start MATERIAL FOR THIS TASK
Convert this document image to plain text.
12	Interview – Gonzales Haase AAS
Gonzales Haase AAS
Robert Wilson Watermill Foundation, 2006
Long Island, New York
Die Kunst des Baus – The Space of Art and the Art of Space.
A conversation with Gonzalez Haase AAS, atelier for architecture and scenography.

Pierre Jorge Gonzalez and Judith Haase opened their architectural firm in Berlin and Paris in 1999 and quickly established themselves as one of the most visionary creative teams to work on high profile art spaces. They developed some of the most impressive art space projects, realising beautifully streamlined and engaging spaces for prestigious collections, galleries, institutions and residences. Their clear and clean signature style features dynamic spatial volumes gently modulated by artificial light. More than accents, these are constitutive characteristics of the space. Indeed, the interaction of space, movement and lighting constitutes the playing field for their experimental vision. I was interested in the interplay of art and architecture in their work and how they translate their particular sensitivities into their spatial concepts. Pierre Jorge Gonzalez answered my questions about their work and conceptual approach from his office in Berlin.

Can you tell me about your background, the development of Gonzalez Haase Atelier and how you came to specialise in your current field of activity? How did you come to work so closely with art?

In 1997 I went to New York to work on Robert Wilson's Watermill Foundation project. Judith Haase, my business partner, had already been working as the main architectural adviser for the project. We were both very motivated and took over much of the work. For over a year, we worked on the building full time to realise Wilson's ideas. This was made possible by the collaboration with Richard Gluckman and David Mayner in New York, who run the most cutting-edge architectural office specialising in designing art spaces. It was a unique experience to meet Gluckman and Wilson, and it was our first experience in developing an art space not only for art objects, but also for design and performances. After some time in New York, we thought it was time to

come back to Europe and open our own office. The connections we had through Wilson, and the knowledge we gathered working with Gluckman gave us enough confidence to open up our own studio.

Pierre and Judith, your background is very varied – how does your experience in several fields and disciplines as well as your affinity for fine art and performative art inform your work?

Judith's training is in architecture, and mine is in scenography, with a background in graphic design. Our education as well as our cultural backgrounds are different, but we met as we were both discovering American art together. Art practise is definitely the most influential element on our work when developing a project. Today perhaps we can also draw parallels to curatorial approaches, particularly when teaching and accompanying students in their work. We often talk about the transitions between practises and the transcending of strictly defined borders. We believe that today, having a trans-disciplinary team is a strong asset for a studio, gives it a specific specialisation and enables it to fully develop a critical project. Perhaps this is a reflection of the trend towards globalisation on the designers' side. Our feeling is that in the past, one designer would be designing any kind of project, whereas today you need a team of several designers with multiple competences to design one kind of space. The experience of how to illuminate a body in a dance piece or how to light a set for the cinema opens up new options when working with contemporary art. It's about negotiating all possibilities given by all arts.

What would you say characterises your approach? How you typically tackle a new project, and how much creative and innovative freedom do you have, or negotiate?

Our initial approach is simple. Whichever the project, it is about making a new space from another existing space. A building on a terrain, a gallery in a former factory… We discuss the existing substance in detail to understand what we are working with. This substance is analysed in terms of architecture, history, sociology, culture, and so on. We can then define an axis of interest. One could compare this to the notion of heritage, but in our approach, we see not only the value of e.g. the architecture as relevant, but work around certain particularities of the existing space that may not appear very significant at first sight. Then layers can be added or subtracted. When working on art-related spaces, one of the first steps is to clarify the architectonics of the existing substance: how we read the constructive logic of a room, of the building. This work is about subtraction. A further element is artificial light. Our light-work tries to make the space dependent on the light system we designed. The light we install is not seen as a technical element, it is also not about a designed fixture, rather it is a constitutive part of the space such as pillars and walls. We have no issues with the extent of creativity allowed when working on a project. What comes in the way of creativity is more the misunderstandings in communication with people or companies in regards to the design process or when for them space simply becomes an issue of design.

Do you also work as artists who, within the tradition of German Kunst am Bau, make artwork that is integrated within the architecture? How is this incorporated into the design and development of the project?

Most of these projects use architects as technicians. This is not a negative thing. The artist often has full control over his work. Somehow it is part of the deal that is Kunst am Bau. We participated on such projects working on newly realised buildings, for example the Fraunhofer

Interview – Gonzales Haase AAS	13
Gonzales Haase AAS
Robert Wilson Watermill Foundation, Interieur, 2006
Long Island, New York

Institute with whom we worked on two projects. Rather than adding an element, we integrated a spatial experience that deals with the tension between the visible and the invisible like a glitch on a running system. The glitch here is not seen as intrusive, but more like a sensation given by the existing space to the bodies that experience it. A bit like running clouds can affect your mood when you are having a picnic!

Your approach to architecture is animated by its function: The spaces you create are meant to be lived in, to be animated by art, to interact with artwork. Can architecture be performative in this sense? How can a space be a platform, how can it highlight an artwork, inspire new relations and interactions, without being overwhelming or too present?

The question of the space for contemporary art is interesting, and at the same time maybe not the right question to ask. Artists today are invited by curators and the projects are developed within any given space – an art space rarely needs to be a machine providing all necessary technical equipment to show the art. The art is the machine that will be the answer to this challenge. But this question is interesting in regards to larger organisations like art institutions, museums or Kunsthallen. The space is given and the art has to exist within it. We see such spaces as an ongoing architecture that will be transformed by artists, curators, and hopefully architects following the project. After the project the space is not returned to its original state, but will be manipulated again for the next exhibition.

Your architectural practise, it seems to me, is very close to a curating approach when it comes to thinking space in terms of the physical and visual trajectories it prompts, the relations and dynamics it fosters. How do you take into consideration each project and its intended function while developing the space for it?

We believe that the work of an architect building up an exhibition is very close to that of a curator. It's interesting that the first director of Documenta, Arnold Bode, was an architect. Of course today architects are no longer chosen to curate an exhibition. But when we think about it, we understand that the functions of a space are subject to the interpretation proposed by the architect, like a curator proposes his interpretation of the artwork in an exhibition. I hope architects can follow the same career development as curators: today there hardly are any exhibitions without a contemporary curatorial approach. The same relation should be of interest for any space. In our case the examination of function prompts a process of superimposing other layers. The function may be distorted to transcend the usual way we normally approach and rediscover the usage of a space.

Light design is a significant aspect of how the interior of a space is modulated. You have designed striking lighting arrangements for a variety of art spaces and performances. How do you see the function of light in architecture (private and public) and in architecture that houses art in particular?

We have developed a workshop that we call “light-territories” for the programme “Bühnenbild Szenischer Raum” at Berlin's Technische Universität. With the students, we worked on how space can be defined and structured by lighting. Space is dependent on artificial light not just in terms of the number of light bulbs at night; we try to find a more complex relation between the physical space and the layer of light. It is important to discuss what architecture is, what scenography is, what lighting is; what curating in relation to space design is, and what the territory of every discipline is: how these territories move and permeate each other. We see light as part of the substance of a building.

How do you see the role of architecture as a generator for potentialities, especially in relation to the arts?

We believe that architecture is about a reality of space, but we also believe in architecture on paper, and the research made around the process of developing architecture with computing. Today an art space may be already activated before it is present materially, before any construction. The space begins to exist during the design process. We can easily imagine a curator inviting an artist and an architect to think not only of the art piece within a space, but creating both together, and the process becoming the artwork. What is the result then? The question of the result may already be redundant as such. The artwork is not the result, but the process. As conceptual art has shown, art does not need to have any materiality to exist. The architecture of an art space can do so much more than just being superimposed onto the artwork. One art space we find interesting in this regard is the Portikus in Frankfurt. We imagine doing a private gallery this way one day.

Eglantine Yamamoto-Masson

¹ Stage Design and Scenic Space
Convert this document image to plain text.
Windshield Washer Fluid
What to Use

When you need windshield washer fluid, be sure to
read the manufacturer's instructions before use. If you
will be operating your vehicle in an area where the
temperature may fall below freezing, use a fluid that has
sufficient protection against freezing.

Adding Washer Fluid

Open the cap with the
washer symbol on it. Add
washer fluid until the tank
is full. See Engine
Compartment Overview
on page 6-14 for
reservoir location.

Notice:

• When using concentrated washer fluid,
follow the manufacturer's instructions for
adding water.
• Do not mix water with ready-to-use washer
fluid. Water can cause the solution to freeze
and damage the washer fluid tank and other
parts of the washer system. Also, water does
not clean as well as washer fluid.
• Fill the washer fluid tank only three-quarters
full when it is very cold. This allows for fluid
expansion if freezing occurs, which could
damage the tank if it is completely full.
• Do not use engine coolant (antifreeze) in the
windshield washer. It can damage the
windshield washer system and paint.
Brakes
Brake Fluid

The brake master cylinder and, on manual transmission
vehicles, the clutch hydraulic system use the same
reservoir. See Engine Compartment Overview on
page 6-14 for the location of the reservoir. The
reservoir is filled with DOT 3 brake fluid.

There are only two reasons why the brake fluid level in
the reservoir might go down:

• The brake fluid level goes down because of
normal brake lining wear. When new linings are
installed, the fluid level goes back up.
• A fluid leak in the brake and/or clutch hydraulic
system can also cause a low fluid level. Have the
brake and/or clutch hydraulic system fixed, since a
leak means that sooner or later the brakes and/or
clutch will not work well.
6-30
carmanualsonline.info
end MATERIAL FOR THIS TASK
▸ **SET TASK**:
Return from the data every line that holds "location".

▸ **CORRECT OUTPUT**:
reservoir location.
page 6-14 for the location of the reservoir. The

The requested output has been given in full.